[Items from a data source]
== == ==

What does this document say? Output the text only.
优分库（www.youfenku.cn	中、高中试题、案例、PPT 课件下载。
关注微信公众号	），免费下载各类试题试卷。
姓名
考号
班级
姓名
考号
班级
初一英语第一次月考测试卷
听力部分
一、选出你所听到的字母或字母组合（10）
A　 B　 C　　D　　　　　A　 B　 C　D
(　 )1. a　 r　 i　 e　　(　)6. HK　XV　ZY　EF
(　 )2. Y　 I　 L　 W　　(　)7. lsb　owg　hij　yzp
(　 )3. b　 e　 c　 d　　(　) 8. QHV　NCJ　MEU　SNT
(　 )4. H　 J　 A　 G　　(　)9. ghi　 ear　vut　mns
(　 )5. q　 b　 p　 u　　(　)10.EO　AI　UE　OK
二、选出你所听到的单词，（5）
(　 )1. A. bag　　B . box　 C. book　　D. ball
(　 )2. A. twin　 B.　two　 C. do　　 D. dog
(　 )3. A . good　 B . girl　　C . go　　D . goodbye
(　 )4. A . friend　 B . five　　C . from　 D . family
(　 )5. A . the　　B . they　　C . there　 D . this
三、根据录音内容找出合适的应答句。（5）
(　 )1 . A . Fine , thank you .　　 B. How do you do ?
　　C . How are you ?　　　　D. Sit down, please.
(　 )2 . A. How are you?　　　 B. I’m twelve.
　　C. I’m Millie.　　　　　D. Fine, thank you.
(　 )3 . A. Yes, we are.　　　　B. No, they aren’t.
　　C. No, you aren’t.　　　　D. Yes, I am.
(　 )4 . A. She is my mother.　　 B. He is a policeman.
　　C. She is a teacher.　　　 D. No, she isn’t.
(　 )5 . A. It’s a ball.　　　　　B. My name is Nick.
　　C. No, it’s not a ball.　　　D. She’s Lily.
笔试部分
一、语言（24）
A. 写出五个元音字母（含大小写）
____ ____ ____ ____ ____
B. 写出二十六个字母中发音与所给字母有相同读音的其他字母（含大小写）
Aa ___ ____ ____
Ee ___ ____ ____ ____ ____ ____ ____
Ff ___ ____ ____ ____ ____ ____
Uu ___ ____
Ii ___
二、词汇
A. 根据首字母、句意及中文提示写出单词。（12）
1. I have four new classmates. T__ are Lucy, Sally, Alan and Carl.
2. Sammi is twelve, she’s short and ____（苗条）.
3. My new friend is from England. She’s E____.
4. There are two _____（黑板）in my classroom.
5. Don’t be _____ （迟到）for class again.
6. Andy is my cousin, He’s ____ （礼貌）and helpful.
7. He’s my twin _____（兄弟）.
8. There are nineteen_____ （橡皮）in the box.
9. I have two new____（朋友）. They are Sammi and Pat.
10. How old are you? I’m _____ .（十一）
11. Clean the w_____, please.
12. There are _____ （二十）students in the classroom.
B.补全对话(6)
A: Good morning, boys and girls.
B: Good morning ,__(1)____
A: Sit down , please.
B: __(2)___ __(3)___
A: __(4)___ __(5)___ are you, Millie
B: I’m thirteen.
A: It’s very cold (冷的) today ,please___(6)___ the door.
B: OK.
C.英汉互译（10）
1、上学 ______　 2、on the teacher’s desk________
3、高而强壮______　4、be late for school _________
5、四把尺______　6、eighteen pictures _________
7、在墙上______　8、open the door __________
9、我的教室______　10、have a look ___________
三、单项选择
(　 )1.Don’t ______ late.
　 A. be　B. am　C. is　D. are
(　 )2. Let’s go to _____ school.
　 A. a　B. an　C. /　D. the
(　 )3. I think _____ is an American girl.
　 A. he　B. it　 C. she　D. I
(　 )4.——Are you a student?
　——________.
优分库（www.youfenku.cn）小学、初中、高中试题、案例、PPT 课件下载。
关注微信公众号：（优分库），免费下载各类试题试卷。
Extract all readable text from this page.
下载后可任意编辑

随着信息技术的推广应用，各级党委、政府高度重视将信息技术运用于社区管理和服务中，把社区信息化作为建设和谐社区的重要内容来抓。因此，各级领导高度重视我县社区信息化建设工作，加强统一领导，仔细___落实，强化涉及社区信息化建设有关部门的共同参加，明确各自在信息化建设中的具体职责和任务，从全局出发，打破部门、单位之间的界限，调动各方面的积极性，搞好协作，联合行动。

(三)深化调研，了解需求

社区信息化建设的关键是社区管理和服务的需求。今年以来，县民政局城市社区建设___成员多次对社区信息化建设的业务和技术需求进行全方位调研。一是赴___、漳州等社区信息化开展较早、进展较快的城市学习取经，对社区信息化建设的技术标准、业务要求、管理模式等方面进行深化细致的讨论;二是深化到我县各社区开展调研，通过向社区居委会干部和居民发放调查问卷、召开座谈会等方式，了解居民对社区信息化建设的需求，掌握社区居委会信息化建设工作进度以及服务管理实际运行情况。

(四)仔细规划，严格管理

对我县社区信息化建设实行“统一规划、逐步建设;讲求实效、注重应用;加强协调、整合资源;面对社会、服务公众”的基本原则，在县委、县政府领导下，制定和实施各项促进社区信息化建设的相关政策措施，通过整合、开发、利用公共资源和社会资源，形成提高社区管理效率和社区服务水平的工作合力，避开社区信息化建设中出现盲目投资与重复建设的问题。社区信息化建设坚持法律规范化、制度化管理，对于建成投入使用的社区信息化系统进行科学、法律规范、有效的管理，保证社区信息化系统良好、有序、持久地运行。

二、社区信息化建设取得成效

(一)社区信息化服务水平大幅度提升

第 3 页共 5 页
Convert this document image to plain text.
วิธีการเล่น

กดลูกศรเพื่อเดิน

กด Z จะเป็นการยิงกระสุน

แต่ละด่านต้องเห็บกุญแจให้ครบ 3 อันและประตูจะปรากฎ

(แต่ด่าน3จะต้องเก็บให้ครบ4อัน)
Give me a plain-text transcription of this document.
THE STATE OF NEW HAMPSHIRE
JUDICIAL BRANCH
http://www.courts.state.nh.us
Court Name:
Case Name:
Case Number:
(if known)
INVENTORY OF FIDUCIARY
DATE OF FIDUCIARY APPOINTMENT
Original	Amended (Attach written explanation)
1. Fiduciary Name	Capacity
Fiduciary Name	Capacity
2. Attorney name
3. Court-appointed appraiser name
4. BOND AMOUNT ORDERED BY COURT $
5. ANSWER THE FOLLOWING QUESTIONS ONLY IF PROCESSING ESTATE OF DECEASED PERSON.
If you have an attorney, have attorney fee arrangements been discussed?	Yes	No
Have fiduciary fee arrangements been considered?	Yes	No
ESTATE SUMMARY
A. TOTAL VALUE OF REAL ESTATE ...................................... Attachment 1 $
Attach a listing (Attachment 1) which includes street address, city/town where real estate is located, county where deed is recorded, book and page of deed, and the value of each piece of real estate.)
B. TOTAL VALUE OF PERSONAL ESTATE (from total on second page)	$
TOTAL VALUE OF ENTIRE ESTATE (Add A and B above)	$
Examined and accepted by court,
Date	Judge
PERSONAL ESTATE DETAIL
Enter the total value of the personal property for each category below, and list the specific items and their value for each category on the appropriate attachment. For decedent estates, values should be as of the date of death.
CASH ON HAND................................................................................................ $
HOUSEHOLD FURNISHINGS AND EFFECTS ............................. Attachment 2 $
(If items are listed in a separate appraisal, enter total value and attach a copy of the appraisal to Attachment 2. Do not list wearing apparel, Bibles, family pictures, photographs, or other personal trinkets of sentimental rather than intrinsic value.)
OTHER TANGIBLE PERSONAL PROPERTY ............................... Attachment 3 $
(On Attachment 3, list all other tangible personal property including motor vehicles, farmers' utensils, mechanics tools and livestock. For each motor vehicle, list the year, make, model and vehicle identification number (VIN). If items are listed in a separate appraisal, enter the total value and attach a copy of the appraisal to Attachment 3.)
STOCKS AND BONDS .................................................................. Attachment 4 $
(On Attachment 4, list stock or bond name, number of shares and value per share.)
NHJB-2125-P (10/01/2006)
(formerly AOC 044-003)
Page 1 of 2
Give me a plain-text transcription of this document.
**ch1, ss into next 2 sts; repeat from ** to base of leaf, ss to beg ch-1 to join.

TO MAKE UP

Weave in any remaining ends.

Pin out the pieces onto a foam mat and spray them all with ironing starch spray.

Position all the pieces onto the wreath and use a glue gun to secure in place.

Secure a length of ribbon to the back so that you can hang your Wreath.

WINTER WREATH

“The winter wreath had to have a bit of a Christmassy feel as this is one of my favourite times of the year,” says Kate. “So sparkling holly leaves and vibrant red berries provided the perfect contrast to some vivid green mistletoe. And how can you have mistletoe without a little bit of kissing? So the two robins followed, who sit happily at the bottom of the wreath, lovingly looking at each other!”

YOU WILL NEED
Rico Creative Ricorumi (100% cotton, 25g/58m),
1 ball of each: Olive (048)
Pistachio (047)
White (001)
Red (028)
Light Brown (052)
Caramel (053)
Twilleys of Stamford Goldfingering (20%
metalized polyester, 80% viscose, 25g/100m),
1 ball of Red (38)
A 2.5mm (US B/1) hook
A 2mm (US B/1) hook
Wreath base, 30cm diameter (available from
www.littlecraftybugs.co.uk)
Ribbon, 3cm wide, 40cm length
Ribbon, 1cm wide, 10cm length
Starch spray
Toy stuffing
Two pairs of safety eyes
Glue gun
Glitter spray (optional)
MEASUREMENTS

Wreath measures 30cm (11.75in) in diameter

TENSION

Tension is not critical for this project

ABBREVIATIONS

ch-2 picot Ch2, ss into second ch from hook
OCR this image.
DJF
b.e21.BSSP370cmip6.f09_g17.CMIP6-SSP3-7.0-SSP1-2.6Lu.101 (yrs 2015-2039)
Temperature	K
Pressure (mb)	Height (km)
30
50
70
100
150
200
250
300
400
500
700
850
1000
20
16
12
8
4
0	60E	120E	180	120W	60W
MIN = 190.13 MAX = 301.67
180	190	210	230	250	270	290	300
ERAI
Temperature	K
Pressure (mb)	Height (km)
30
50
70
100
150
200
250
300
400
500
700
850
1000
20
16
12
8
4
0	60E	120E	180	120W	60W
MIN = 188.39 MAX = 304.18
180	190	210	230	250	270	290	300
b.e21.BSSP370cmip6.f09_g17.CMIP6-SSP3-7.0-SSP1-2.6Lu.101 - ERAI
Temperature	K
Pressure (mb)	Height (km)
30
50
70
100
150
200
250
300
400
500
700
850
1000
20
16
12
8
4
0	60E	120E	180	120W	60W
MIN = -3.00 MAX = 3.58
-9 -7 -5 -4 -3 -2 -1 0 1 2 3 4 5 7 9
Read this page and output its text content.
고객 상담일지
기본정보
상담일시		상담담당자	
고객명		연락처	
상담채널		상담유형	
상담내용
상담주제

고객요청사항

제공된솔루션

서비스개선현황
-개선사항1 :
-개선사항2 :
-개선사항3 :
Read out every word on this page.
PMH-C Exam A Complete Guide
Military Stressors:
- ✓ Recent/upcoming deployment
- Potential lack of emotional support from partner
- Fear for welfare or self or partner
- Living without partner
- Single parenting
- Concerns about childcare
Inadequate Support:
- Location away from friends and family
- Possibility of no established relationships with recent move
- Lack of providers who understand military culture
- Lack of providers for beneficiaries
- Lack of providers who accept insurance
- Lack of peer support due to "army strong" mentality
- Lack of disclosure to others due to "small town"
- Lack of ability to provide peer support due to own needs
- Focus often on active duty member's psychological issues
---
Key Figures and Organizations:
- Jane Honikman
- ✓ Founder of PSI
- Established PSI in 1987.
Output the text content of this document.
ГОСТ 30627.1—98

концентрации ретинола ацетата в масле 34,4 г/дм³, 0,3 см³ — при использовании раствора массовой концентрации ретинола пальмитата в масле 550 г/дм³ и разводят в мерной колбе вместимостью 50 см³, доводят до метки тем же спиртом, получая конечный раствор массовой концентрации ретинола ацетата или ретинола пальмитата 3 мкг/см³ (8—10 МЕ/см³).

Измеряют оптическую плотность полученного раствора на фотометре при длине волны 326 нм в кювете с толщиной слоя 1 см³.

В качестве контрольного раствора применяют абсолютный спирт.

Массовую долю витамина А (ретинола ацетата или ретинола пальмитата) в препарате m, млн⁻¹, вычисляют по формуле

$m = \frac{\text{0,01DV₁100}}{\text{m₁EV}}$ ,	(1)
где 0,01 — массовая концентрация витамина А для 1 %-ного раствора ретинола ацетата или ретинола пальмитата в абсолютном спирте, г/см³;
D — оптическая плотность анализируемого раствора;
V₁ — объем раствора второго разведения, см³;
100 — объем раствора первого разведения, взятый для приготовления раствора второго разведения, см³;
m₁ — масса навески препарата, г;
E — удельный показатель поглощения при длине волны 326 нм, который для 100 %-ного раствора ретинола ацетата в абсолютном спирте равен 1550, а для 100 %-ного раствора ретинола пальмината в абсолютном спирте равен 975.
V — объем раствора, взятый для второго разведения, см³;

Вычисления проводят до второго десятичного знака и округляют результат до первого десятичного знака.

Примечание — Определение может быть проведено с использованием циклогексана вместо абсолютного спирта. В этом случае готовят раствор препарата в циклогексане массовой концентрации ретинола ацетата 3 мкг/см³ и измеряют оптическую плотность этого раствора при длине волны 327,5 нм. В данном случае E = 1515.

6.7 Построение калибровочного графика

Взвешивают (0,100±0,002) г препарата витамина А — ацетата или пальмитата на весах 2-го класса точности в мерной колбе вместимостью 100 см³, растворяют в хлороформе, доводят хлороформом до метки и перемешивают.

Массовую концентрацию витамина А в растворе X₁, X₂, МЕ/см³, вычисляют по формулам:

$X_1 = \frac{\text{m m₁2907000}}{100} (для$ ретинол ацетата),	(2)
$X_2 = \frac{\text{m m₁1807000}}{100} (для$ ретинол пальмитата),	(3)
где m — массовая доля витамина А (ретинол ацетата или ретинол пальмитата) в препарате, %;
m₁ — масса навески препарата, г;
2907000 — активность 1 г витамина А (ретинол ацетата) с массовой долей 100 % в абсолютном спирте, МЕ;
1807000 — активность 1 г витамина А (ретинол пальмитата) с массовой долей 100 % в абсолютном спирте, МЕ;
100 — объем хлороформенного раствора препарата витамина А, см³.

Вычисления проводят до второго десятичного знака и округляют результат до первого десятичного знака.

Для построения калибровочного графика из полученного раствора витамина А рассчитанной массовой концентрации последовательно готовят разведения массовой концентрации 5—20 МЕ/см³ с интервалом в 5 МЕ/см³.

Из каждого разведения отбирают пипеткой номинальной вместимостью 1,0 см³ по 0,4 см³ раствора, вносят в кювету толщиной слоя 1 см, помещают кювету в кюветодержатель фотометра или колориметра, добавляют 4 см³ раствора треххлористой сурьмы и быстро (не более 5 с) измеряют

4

== == ==

Write out every line of the data that holds the word "partner".

- Potential lack of emotional support from partner
- Fear for welfare or self or partner
- Living without partner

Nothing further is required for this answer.